**Task**
Copy out the listing that follows exactly, dropping every picture.

(Records that describe figures)
◇ ◇ ◇

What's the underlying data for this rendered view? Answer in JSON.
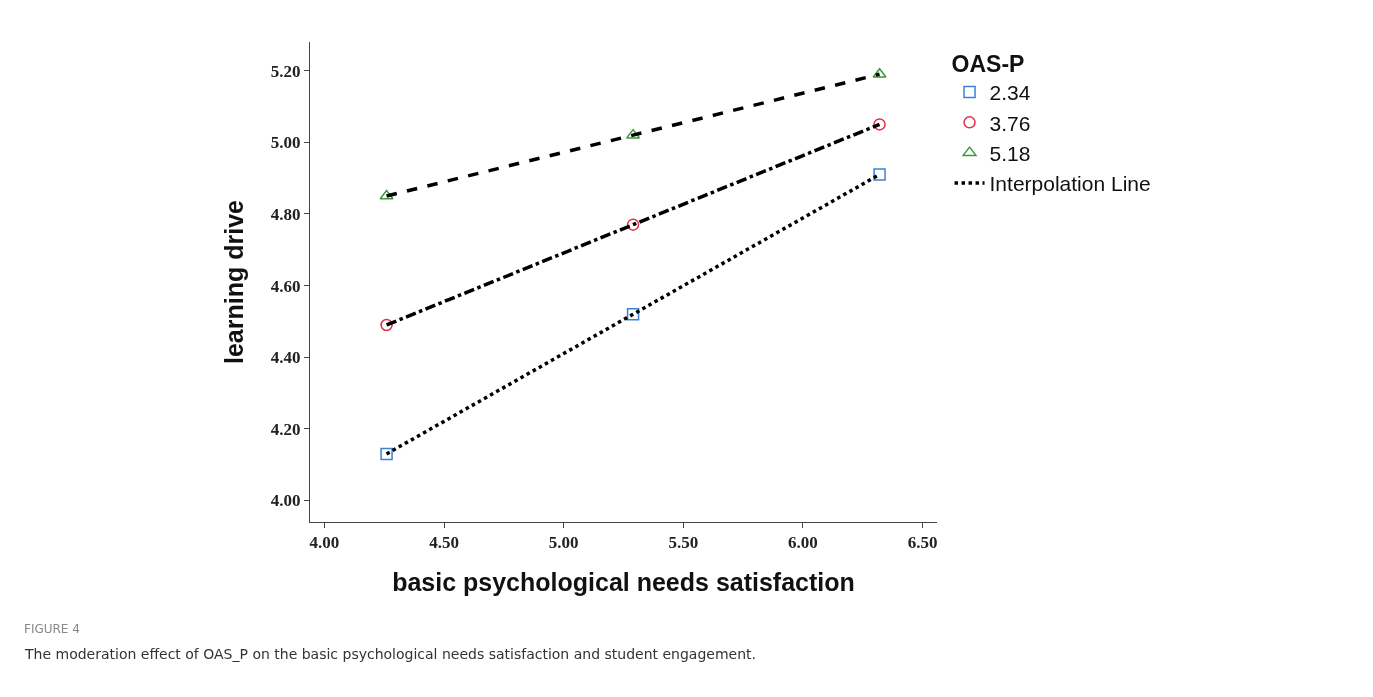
{
  "chart_data": {
    "type": "scatter",
    "xlabel": "basic psychological needs satisfaction",
    "ylabel": "learning drive",
    "legend_title": "OAS-P",
    "annotations": [
      "FIGURE 4",
      "The moderation effect of OAS_P on the basic psychological needs satisfaction and student engagement."
    ],
    "series": [
      {
        "name": "2.34",
        "marker": "square",
        "color": "#3b82d6",
        "x": [
          4.26,
          5.29,
          6.32
        ],
        "values": [
          4.13,
          4.52,
          4.91
        ]
      },
      {
        "name": "3.76",
        "marker": "circle",
        "color": "#e0304a",
        "x": [
          4.26,
          5.29,
          6.32
        ],
        "values": [
          4.49,
          4.77,
          5.05
        ]
      },
      {
        "name": "5.18",
        "marker": "triangle",
        "color": "#3a9a3a",
        "x": [
          4.26,
          5.29,
          6.32
        ],
        "values": [
          4.85,
          5.02,
          5.19
        ]
      },
      {
        "name": "Interpolation Line",
        "type": "line",
        "line_style": "dotted",
        "marker": "none",
        "color": "#000000",
        "x": [
          4.26,
          5.29,
          6.32
        ],
        "values": [
          4.13,
          4.52,
          4.91
        ]
      },
      {
        "type": "line",
        "line_style": "dashdot",
        "marker": "none",
        "color": "#000000",
        "x": [
          4.26,
          5.29,
          6.32
        ],
        "values": [
          4.49,
          4.77,
          5.05
        ]
      },
      {
        "type": "line",
        "line_style": "dashed",
        "marker": "none",
        "color": "#000000",
        "x": [
          4.26,
          5.29,
          6.32
        ],
        "values": [
          4.85,
          5.02,
          5.19
        ]
      }
    ],
    "xlim": [
      3.94,
      6.56
    ],
    "xticks": [
      {
        "value": 4,
        "label": "4.00"
      },
      {
        "value": 4.5,
        "label": "4.50"
      },
      {
        "value": 5,
        "label": "5.00"
      },
      {
        "value": 5.5,
        "label": "5.50"
      },
      {
        "value": 6,
        "label": "6.00"
      },
      {
        "value": 6.5,
        "label": "6.50"
      }
    ],
    "ylim": [
      3.94,
      5.28
    ],
    "yticks": [
      {
        "value": 4,
        "label": "4.00"
      },
      {
        "value": 4.2,
        "label": "4.20"
      },
      {
        "value": 4.4,
        "label": "4.40"
      },
      {
        "value": 4.6,
        "label": "4.60"
      },
      {
        "value": 4.8,
        "label": "4.80"
      },
      {
        "value": 5,
        "label": "5.00"
      },
      {
        "value": 5.2,
        "label": "5.20"
      }
    ],
    "legend": "top right"
  }
}
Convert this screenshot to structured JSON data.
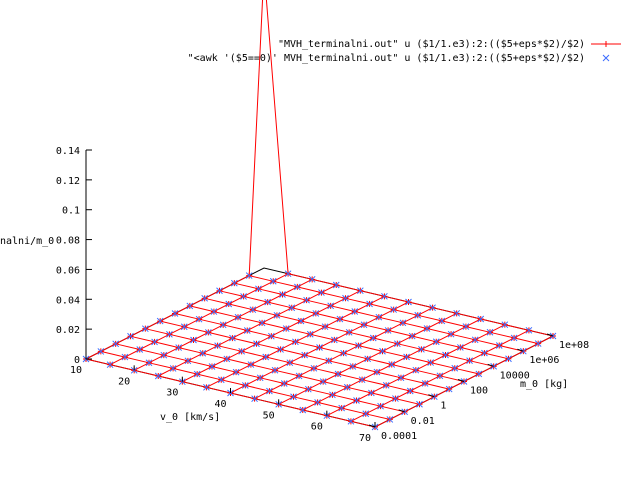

◇ ◇ ◇

**Expected output**
What's the underlying data for this rendered view? Answer in JSON.
{
  "chart_data": {
    "type": "scatter",
    "xlabel": "basic psychological needs satisfaction",
    "ylabel": "learning drive",
    "legend_title": "OAS-P",
    "annotations": [
      "FIGURE 4",
      "The moderation effect of OAS_P on the basic psychological needs satisfaction and student engagement."
    ],
    "series": [
      {
        "name": "2.34",
        "marker": "square",
        "color": "#3b82d6",
        "x": [
          4.26,
          5.29,
          6.32
        ],
        "values": [
          4.13,
          4.52,
          4.91
        ]
      },
      {
        "name": "3.76",
        "marker": "circle",
        "color": "#e0304a",
        "x": [
          4.26,
          5.29,
          6.32
        ],
        "values": [
          4.49,
          4.77,
          5.05
        ]
      },
      {
        "name": "5.18",
        "marker": "triangle",
        "color": "#3a9a3a",
        "x": [
          4.26,
          5.29,
          6.32
        ],
        "values": [
          4.85,
          5.02,
          5.19
        ]
      },
      {
        "name": "Interpolation Line",
        "type": "line",
        "line_style": "dotted",
        "marker": "none",
        "color": "#000000",
        "x": [
          4.26,
          5.29,
          6.32
        ],
        "values": [
          4.13,
          4.52,
          4.91
        ]
      },
      {
        "type": "line",
        "line_style": "dashdot",
        "marker": "none",
        "color": "#000000",
        "x": [
          4.26,
          5.29,
          6.32
        ],
        "values": [
          4.49,
          4.77,
          5.05
        ]
      },
      {
        "type": "line",
        "line_style": "dashed",
        "marker": "none",
        "color": "#000000",
        "x": [
          4.26,
          5.29,
          6.32
        ],
        "values": [
          4.85,
          5.02,
          5.19
        ]
      }
    ],
    "xlim": [
      3.94,
      6.56
    ],
    "xticks": [
      {
        "value": 4,
        "label": "4.00"
      },
      {
        "value": 4.5,
        "label": "4.50"
      },
      {
        "value": 5,
        "label": "5.00"
      },
      {
        "value": 5.5,
        "label": "5.50"
      },
      {
        "value": 6,
        "label": "6.00"
      },
      {
        "value": 6.5,
        "label": "6.50"
      }
    ],
    "ylim": [
      3.94,
      5.28
    ],
    "yticks": [
      {
        "value": 4,
        "label": "4.00"
      },
      {
        "value": 4.2,
        "label": "4.20"
      },
      {
        "value": 4.4,
        "label": "4.40"
      },
      {
        "value": 4.6,
        "label": "4.60"
      },
      {
        "value": 4.8,
        "label": "4.80"
      },
      {
        "value": 5,
        "label": "5.00"
      },
      {
        "value": 5.2,
        "label": "5.20"
      }
    ],
    "legend": "top right"
  }
}
Convert this screenshot to structured JSON data.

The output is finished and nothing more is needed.